§ **PROBLEM REQUIREMENTS**
Retype all of the data exactly as given.

§ **DATA SHOWN**
— Start —

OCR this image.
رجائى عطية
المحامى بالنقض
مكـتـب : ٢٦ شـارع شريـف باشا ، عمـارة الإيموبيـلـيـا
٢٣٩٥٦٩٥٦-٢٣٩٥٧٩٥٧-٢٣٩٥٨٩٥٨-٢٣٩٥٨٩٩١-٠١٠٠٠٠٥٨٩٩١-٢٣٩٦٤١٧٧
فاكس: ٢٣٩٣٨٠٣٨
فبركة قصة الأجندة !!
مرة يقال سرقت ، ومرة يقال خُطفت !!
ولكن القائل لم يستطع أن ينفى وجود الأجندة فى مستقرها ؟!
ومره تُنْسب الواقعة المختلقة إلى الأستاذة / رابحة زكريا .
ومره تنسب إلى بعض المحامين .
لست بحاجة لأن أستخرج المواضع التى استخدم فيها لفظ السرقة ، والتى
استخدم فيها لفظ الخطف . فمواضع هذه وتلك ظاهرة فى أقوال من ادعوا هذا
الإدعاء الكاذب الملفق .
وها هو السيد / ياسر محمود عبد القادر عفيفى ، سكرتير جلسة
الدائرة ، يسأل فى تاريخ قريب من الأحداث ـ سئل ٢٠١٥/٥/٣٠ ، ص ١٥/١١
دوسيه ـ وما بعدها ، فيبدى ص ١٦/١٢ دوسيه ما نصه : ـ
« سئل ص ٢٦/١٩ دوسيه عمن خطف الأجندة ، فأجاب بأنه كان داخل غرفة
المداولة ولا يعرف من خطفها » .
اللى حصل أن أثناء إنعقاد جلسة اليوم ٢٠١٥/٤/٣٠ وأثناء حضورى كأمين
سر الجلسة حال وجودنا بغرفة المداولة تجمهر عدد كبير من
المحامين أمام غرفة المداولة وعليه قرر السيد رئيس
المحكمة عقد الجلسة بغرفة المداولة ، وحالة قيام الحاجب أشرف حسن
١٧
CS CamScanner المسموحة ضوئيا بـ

— End —

§ **FINAL RESULT**
OCR this image.
رجائى عطية
المحامى بالنقض
مكـتـب : ٢٦ شـارع شريـف باشا ، عمـارة الإيموبيـلـيـا
٢٣٩٥٦٩٥٦-٢٣٩٥٧٩٥٧-٢٣٩٥٨٩٥٨-٢٣٩٥٨٩٩١-٠١٠٠٠٠٥٨٩٩١-٢٣٩٦٤١٧٧
فاكس: ٢٣٩٣٨٠٣٨
فبركة قصة الأجندة !!
مرة يقال سرقت ، ومرة يقال خُطفت !!
ولكن القائل لم يستطع أن ينفى وجود الأجندة فى مستقرها ؟!
ومره تُنْسب الواقعة المختلقة إلى الأستاذة / رابحة زكريا .
ومره تنسب إلى بعض المحامين .
لست بحاجة لأن أستخرج المواضع التى استخدم فيها لفظ السرقة ، والتى
استخدم فيها لفظ الخطف . فمواضع هذه وتلك ظاهرة فى أقوال من ادعوا هذا
الإدعاء الكاذب الملفق .
وها هو السيد / ياسر محمود عبد القادر عفيفى ، سكرتير جلسة
الدائرة ، يسأل فى تاريخ قريب من الأحداث ـ سئل ٢٠١٥/٥/٣٠ ، ص ١٥/١١
دوسيه ـ وما بعدها ، فيبدى ص ١٦/١٢ دوسيه ما نصه : ـ
« سئل ص ٢٦/١٩ دوسيه عمن خطف الأجندة ، فأجاب بأنه كان داخل غرفة
المداولة ولا يعرف من خطفها » .
اللى حصل أن أثناء إنعقاد جلسة اليوم ٢٠١٥/٤/٣٠ وأثناء حضورى كأمين
سر الجلسة حال وجودنا بغرفة المداولة تجمهر عدد كبير من
المحامين أمام غرفة المداولة وعليه قرر السيد رئيس
المحكمة عقد الجلسة بغرفة المداولة ، وحالة قيام الحاجب أشرف حسن
١٧
CS CamScanner المسموحة ضوئيا بـ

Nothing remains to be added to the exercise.